**EXERCISE OBJECTIVE:** Reply with one number: the count of lines in the records below that hold "πωλήσεως".

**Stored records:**
◆ ◆ ◆ ◆ ◆
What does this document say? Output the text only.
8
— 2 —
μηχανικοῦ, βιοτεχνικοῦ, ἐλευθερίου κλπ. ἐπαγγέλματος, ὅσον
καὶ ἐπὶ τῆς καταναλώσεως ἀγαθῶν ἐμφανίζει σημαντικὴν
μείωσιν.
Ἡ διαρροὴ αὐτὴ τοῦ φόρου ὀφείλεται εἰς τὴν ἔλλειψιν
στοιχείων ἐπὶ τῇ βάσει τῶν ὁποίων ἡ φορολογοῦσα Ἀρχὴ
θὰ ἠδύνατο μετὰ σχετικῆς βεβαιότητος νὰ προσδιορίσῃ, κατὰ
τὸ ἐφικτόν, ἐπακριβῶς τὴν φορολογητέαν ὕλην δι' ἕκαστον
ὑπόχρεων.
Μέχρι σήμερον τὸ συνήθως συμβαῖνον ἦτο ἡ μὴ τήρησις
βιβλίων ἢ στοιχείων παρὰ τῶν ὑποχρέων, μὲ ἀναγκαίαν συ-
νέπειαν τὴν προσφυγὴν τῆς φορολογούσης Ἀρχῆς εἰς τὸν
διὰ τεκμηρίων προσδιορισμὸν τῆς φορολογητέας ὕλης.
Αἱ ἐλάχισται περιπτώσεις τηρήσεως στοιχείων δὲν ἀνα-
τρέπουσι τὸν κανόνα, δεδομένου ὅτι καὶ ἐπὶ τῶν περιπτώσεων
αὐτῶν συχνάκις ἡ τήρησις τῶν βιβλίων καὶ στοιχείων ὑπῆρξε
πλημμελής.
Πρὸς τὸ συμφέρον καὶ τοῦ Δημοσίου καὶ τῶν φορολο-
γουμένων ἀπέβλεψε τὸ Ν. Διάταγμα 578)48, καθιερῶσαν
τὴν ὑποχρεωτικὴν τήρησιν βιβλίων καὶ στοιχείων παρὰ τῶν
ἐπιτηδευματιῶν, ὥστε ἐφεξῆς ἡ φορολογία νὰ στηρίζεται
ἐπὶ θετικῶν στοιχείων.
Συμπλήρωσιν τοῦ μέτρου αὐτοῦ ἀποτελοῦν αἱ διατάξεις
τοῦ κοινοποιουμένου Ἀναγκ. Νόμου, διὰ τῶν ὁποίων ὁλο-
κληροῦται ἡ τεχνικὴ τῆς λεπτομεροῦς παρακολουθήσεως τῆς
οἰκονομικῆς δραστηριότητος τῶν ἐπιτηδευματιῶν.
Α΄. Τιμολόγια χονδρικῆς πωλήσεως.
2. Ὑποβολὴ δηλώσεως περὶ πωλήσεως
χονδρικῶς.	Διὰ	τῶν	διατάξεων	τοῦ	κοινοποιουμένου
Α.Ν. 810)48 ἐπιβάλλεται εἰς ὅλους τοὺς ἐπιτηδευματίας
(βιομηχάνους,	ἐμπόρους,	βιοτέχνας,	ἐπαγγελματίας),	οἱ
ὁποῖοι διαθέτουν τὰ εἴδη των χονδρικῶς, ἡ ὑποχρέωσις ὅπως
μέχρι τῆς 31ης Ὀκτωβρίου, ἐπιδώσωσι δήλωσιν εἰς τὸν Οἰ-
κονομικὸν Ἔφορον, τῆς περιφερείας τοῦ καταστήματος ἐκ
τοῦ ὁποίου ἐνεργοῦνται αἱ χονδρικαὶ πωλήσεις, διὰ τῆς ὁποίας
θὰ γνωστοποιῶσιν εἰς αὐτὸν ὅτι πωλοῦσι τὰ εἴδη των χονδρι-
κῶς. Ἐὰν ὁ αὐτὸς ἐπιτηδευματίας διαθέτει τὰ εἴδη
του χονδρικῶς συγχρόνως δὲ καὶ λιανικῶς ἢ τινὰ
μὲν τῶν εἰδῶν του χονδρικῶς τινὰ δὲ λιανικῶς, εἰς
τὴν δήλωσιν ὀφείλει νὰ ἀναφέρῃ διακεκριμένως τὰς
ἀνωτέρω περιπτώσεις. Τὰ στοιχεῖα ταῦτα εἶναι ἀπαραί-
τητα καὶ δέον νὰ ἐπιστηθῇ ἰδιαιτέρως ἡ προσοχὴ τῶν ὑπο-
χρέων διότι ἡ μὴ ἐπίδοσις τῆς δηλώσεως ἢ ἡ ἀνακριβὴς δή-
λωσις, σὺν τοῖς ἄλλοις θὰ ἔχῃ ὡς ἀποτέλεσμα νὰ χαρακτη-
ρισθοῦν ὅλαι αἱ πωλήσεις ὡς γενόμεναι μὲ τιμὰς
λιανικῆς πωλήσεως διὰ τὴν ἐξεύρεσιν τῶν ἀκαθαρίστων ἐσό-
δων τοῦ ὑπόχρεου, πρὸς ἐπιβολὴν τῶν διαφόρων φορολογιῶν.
◆ ◆ ◆ ◆ ◆
**TASK RESPONSE:** 3